» Required task
Only lines with the string "great" matter here; gather them from the material below.

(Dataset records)
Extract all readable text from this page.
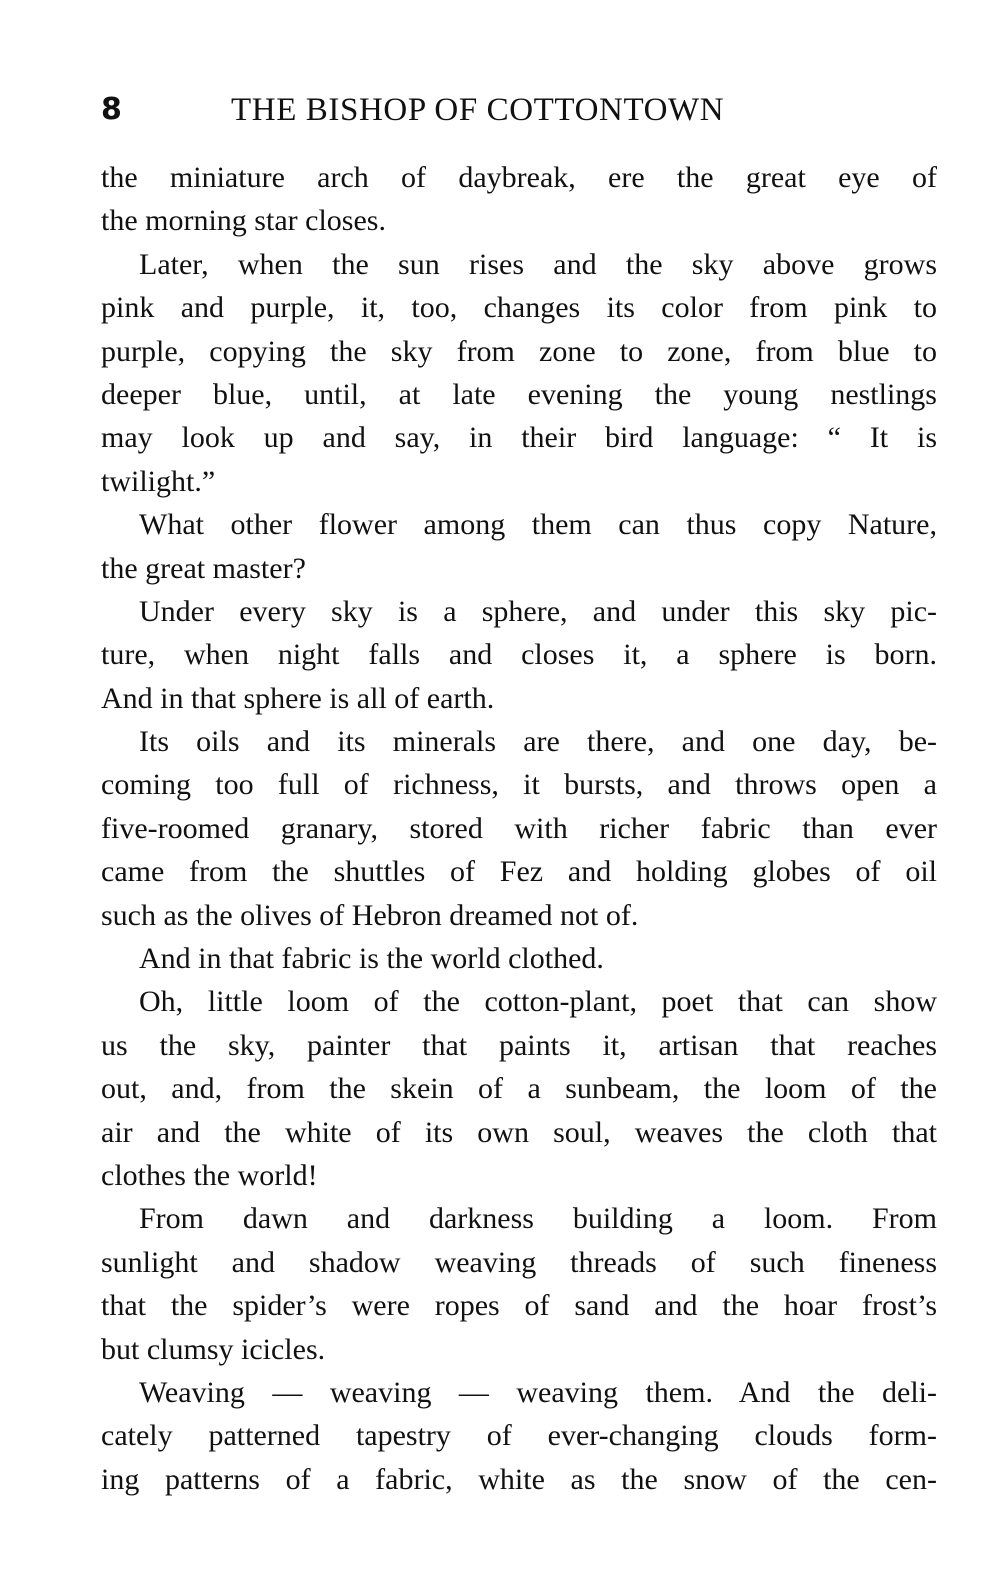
8	THE BISHOP OF COTTONTOWN
the miniature arch of daybreak, ere the great eye of
the morning star closes.
Later, when the sun rises and the sky above grows
pink and purple, it, too, changes its color from pink to
purple, copying the sky from zone to zone, from blue to
deeper blue, until, at late evening the young nestlings
may look up and say, in their bird language: “ It is
twilight.”
What other flower among them can thus copy Nature,
the great master?
Under every sky is a sphere, and under this sky pic-
ture, when night falls and closes it, a sphere is born.
And in that sphere is all of earth.
Its oils and its minerals are there, and one day, be-
coming too full of richness, it bursts, and throws open a
five-roomed granary, stored with richer fabric than ever
came from the shuttles of Fez and holding globes of oil
such as the olives of Hebron dreamed not of.
And in that fabric is the world clothed.
Oh, little loom of the cotton-plant, poet that can show
us the sky, painter that paints it, artisan that reaches
out, and, from the skein of a sunbeam, the loom of the
air and the white of its own soul, weaves the cloth that
clothes the world!
From dawn and darkness building a loom. From
sunlight and shadow weaving threads of such fineness
that the spider’s were ropes of sand and the hoar frost’s
but clumsy icicles.
Weaving — weaving — weaving them. And the deli-
cately patterned tapestry of ever-changing clouds form-
ing patterns of a fabric, white as the snow of the cen-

» Task output
the miniature arch of daybreak, ere the great eye of
the great master?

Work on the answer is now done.